=== DATASET RECORDS ===

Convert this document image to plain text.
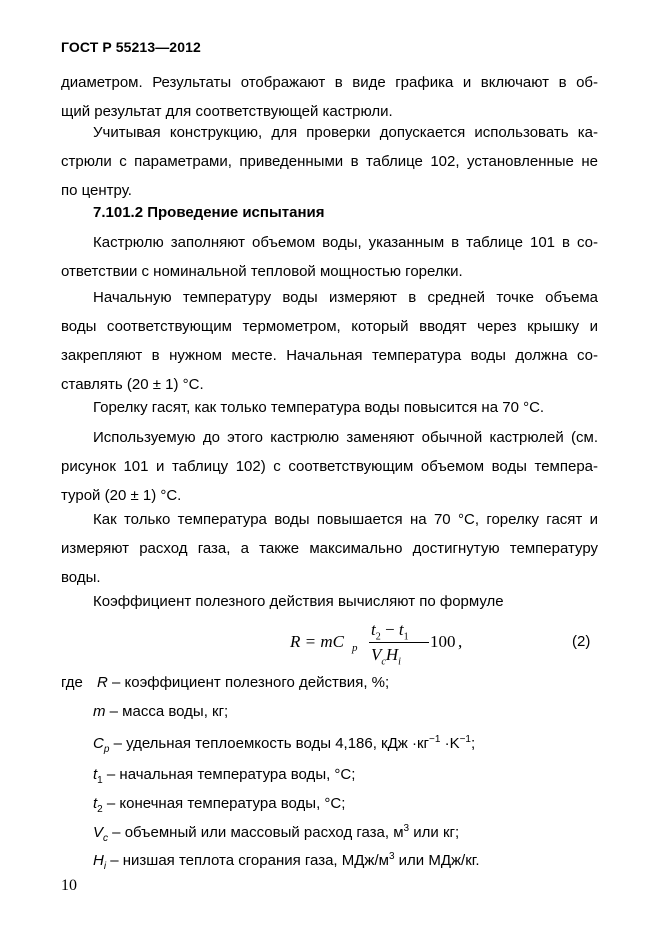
ГОСТ Р 55213—2012
диаметром. Результаты отображают в виде графика и включают в об-
щий результат для соответствующей кастрюли.
Учитывая конструкцию, для проверки допускается использовать ка-
стрюли с параметрами, приведенными в таблице 102, установленные не
по центру.
7.101.2 Проведение испытания
Кастрюлю заполняют объемом воды, указанным в таблице 101 в со-
ответствии с номинальной тепловой мощностью горелки.
Начальную температуру воды измеряют в средней точке объема
воды соответствующим термометром, который вводят через крышку и
закрепляют в нужном месте. Начальная температура воды должна со-
ставлять (20 ± 1) °С.
Горелку гасят, как только температура воды повысится на 70 °С.
Используемую до этого кастрюлю заменяют обычной кастрюлей (см.
рисунок 101 и таблицу 102) с соответствующим объемом воды темпера-
турой (20 ± 1) °С.
Как только температура воды повышается на 70 °С, горелку гасят и
измеряют расход газа, а также максимально достигнутую температуру
воды.
Коэффициент полезного действия вычисляют по формуле
R = mC p
$t_2 - t_1$
$V_cH_i$
100 ,	(2)
где R – коэффициент полезного действия, %;
m – масса воды, кг;
$C_p$ – удельная теплоемкость воды 4,186, кДж $\cdot кг^{-1} \cdot K^{-1}$;
$t_1$ – начальная температура воды, °С;
$t_2$ – конечная температура воды, °С;
$V_c$ – объемный или массовый расход газа, $м^3$ или кг;
$H_i$ – низшая теплота сгорания газа, МДж/$м^3$ или МДж/кг.
10
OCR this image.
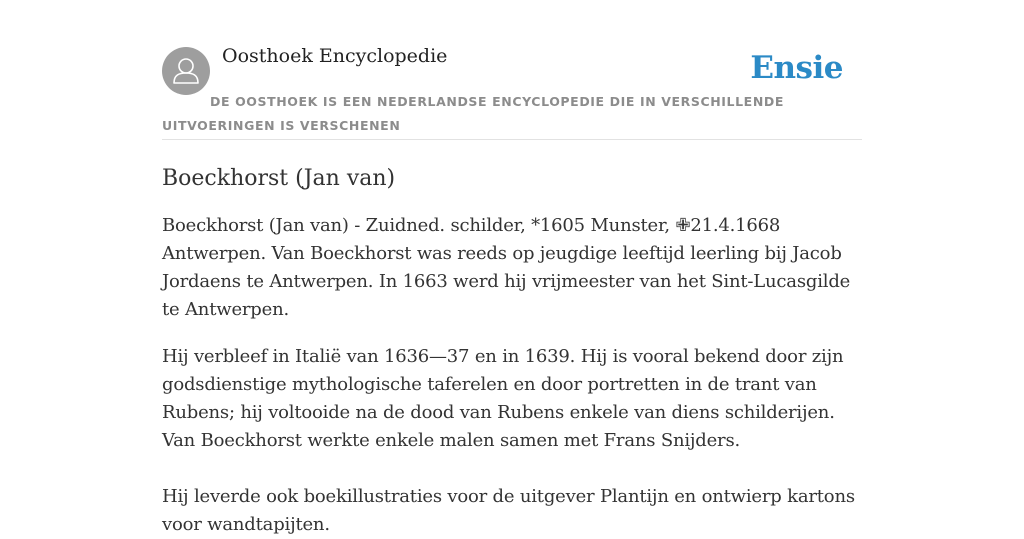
Oosthoek Encyclopedie	Ensie
DE OOSTHOEK IS EEN NEDERLANDSE ENCYCLOPEDIE DIE IN VERSCHILLENDE UITVOERINGEN IS VERSCHENEN
Boeckhorst (Jan van)

Boeckhorst (Jan van) - Zuidned. schilder, *1605 Munster, ✙21.4.1668 Antwerpen. Van Boeckhorst was reeds op jeugdige leeftijd leerling bij Jacob Jordaens te Antwerpen. In 1663 werd hij vrijmeester van het Sint-Lucasgilde te Antwerpen.

Hij verbleef in Italië van 1636—37 en in 1639. Hij is vooral bekend door zijn godsdienstige mythologische taferelen en door portretten in de trant van Rubens; hij voltooide na de dood van Rubens enkele van diens schilderijen. Van Boeckhorst werkte enkele malen samen met Frans Snijders.

Hij leverde ook boekillustraties voor de uitgever Plantijn en ontwierp kartons voor wandtapijten.
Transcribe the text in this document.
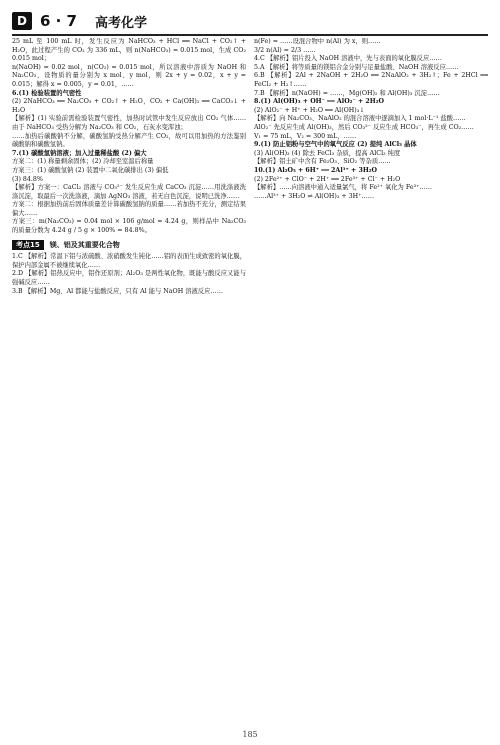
D 6 · 7 高考化学
25 mL 至 100 mL 时，发生反应为 NaHCO₃ + HCl ══ NaCl + CO₂↑ + H₂O，此过程产生的 CO₂ 为 336 mL，则 n(NaHCO₃) = 0.015 mol，生成 CO₂ 0.015 mol；
n(NaOH) = 0.02 mol，n(CO₂) = 0.015 mol，所以溶液中溶质为 NaOH 和 Na₂CO₃，设物质的量分别为 x mol、y mol，则 2x + y = 0.02，x + y = 0.015；解得 x = 0.005，y = 0.01，……
6.(1) 检验装置的气密性
(2) 2NaHCO₃ ══ Na₂CO₃ + CO₂↑ + H₂O，CO₂ + Ca(OH)₂ ══ CaCO₃↓ + H₂O
【解析】(1) 实验前需检验装置气密性，加热时试管中发生反应放出 CO₂ 气体……由于 NaHCO₃ 受热分解为 Na₂CO₃ 和 CO₂，石灰水变浑浊；
……加热后碳酸钠不分解，碳酸氢钠受热分解产生 CO₂，故可以用加热的方法鉴别碳酸钠和碳酸氢钠。
7.(1) 碳酸氢钠溶液；加入过量稀盐酸 (2) 偏大
方案二：(1) 称量剩余固体；(2) 冷却至室温后称量
方案三：(1) 碳酸氢钠 (2) 装置中二氧化碳排出 (3) 偏低
(3) 84.8%
【解析】方案一：CaCl₂ 溶液与 CO₃²⁻ 发生反应生成 CaCO₃ 沉淀……用洗涤液洗涤沉淀，取最后一次洗涤液，滴加 AgNO₃ 溶液，若无白色沉淀，说明已洗净……
方案二：根据加热前后固体质量差计算碳酸氢钠的质量……若加热不充分，测定结果偏大……
方案三：m(Na₂CO₃) = 0.04 mol × 106 g/mol = 4.24 g，则样品中 Na₂CO₃ 的质量分数为 4.24 g / 5 g × 100% = 84.8%。
考点15	镁、铝及其重要化合物
1.C 【解析】常温下铝与浓硫酸、浓硝酸发生钝化……铝的表面生成致密的氧化膜，保护内部金属不被继续氧化……
2.D 【解析】铝热反应中，铝作还原剂；Al₂O₃ 是两性氧化物，既能与酸反应又能与强碱反应……
3.B 【解析】Mg、Al 都能与盐酸反应，只有 Al 能与 NaOH 溶液反应……
n(Fe) = ……设混合物中 n(Al) 为 x，则……
3/2 n(Al) = 2/3 ……
4.C 【解析】铝片投入 NaOH 溶液中，先与表面的氧化膜反应……
5.A 【解析】将等质量的镁铝合金分别与足量盐酸、NaOH 溶液反应……
6.B 【解析】2Al + 2NaOH + 2H₂O ══ 2NaAlO₂ + 3H₂↑；Fe + 2HCl ══ FeCl₂ + H₂↑……
7.B 【解析】n(NaOH) = ……，Mg(OH)₂ 和 Al(OH)₃ 沉淀……
8.(1) Al(OH)₃ + OH⁻ ══ AlO₂⁻ + 2H₂O
(2) AlO₂⁻ + H⁺ + H₂O ══ Al(OH)₃↓
【解析】向 Na₂CO₃、NaAlO₂ 的混合溶液中逐滴加入 1 mol·L⁻¹ 盐酸……
AlO₂⁻ 先反应生成 Al(OH)₃，然后 CO₃²⁻ 反应生成 HCO₃⁻，再生成 CO₂……
V₁ = 75 mL，V₂ = 300 mL，……
9.(1) 防止铝粉与空气中的氧气反应 (2) 提纯 AlCl₃ 晶体
(3) Al(OH)₃ (4) 除去 FeCl₃ 杂质，提高 AlCl₃ 纯度
【解析】铝土矿中含有 Fe₂O₃、SiO₂ 等杂质……
10.(1) Al₂O₃ + 6H⁺ ══ 2Al³⁺ + 3H₂O
(2) 2Fe²⁺ + ClO⁻ + 2H⁺ ══ 2Fe³⁺ + Cl⁻ + H₂O
【解析】……向溶液中通入适量氯气，将 Fe²⁺ 氧化为 Fe³⁺……
……Al³⁺ + 3H₂O ⇌ Al(OH)₃ + 3H⁺……
185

===

▶ [TASK TO COMPLETE] Identify which lines contain the word "text" and copy each one.

▶ [SOLUTION]
Convert this document image to plain text.
Transcribe the text in this document.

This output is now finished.